[Start of Records]

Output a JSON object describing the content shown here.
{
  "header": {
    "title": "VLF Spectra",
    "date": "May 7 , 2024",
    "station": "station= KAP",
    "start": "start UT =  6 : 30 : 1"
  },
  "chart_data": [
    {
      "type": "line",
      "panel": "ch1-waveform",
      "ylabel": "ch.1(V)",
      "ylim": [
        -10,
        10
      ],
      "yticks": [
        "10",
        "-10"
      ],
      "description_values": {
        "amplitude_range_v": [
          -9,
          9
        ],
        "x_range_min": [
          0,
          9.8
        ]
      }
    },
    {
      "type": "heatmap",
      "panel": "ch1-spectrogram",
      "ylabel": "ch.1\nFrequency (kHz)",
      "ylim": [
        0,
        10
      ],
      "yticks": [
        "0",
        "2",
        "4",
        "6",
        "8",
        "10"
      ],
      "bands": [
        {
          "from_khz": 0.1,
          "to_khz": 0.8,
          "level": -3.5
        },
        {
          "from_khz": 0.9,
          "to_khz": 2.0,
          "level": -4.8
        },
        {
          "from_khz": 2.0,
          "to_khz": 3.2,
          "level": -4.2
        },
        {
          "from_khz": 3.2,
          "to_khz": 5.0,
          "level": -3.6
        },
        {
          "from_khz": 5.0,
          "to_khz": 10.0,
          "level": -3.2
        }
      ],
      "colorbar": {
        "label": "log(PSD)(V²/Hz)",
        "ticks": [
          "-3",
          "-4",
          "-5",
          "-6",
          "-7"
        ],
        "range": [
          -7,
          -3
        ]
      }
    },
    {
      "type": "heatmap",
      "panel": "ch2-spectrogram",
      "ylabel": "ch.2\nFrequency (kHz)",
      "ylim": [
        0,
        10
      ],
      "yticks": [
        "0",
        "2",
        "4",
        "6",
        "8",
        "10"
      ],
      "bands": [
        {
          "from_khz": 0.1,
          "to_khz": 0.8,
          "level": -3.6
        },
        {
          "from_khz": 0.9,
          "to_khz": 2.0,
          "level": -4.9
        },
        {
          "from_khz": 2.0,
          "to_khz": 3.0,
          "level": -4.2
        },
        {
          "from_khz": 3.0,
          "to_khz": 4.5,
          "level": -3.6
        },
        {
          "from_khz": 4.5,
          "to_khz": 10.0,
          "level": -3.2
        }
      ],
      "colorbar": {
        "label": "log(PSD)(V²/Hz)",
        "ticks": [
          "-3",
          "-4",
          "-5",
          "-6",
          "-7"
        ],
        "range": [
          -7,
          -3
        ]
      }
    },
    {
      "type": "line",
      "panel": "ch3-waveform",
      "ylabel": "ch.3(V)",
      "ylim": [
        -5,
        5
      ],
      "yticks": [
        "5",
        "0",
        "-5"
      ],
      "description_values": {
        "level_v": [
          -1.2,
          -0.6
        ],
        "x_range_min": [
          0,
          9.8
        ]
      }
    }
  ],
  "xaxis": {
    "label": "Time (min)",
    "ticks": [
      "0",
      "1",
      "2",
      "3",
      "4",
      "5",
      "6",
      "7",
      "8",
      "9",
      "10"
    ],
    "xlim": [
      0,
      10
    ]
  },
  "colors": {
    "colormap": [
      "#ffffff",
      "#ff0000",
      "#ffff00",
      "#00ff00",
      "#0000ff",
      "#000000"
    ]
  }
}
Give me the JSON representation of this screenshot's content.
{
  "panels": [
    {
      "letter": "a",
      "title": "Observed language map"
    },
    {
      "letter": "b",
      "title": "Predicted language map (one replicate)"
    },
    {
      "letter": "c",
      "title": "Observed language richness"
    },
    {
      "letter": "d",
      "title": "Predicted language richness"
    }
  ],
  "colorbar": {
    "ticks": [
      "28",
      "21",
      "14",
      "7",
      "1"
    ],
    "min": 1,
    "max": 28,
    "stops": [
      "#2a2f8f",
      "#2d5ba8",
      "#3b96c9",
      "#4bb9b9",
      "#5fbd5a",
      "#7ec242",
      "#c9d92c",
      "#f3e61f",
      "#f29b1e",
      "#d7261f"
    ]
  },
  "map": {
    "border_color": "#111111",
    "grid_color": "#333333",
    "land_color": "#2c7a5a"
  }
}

[End of Records]

### [Your task]
Please quote the records above exactly, without skipping a line.

### [Solution to this problem]
Output a JSON object describing the content shown here.
{
  "header": {
    "title": "VLF Spectra",
    "date": "May 7 , 2024",
    "station": "station= KAP",
    "start": "start UT =  6 : 30 : 1"
  },
  "chart_data": [
    {
      "type": "line",
      "panel": "ch1-waveform",
      "ylabel": "ch.1(V)",
      "ylim": [
        -10,
        10
      ],
      "yticks": [
        "10",
        "-10"
      ],
      "description_values": {
        "amplitude_range_v": [
          -9,
          9
        ],
        "x_range_min": [
          0,
          9.8
        ]
      }
    },
    {
      "type": "heatmap",
      "panel": "ch1-spectrogram",
      "ylabel": "ch.1\nFrequency (kHz)",
      "ylim": [
        0,
        10
      ],
      "yticks": [
        "0",
        "2",
        "4",
        "6",
        "8",
        "10"
      ],
      "bands": [
        {
          "from_khz": 0.1,
          "to_khz": 0.8,
          "level": -3.5
        },
        {
          "from_khz": 0.9,
          "to_khz": 2.0,
          "level": -4.8
        },
        {
          "from_khz": 2.0,
          "to_khz": 3.2,
          "level": -4.2
        },
        {
          "from_khz": 3.2,
          "to_khz": 5.0,
          "level": -3.6
        },
        {
          "from_khz": 5.0,
          "to_khz": 10.0,
          "level": -3.2
        }
      ],
      "colorbar": {
        "label": "log(PSD)(V²/Hz)",
        "ticks": [
          "-3",
          "-4",
          "-5",
          "-6",
          "-7"
        ],
        "range": [
          -7,
          -3
        ]
      }
    },
    {
      "type": "heatmap",
      "panel": "ch2-spectrogram",
      "ylabel": "ch.2\nFrequency (kHz)",
      "ylim": [
        0,
        10
      ],
      "yticks": [
        "0",
        "2",
        "4",
        "6",
        "8",
        "10"
      ],
      "bands": [
        {
          "from_khz": 0.1,
          "to_khz": 0.8,
          "level": -3.6
        },
        {
          "from_khz": 0.9,
          "to_khz": 2.0,
          "level": -4.9
        },
        {
          "from_khz": 2.0,
          "to_khz": 3.0,
          "level": -4.2
        },
        {
          "from_khz": 3.0,
          "to_khz": 4.5,
          "level": -3.6
        },
        {
          "from_khz": 4.5,
          "to_khz": 10.0,
          "level": -3.2
        }
      ],
      "colorbar": {
        "label": "log(PSD)(V²/Hz)",
        "ticks": [
          "-3",
          "-4",
          "-5",
          "-6",
          "-7"
        ],
        "range": [
          -7,
          -3
        ]
      }
    },
    {
      "type": "line",
      "panel": "ch3-waveform",
      "ylabel": "ch.3(V)",
      "ylim": [
        -5,
        5
      ],
      "yticks": [
        "5",
        "0",
        "-5"
      ],
      "description_values": {
        "level_v": [
          -1.2,
          -0.6
        ],
        "x_range_min": [
          0,
          9.8
        ]
      }
    }
  ],
  "xaxis": {
    "label": "Time (min)",
    "ticks": [
      "0",
      "1",
      "2",
      "3",
      "4",
      "5",
      "6",
      "7",
      "8",
      "9",
      "10"
    ],
    "xlim": [
      0,
      10
    ]
  },
  "colors": {
    "colormap": [
      "#ffffff",
      "#ff0000",
      "#ffff00",
      "#00ff00",
      "#0000ff",
      "#000000"
    ]
  }
}
Give me the JSON representation of this screenshot's content.
{
  "panels": [
    {
      "letter": "a",
      "title": "Observed language map"
    },
    {
      "letter": "b",
      "title": "Predicted language map (one replicate)"
    },
    {
      "letter": "c",
      "title": "Observed language richness"
    },
    {
      "letter": "d",
      "title": "Predicted language richness"
    }
  ],
  "colorbar": {
    "ticks": [
      "28",
      "21",
      "14",
      "7",
      "1"
    ],
    "min": 1,
    "max": 28,
    "stops": [
      "#2a2f8f",
      "#2d5ba8",
      "#3b96c9",
      "#4bb9b9",
      "#5fbd5a",
      "#7ec242",
      "#c9d92c",
      "#f3e61f",
      "#f29b1e",
      "#d7261f"
    ]
  },
  "map": {
    "border_color": "#111111",
    "grid_color": "#333333",
    "land_color": "#2c7a5a"
  }
}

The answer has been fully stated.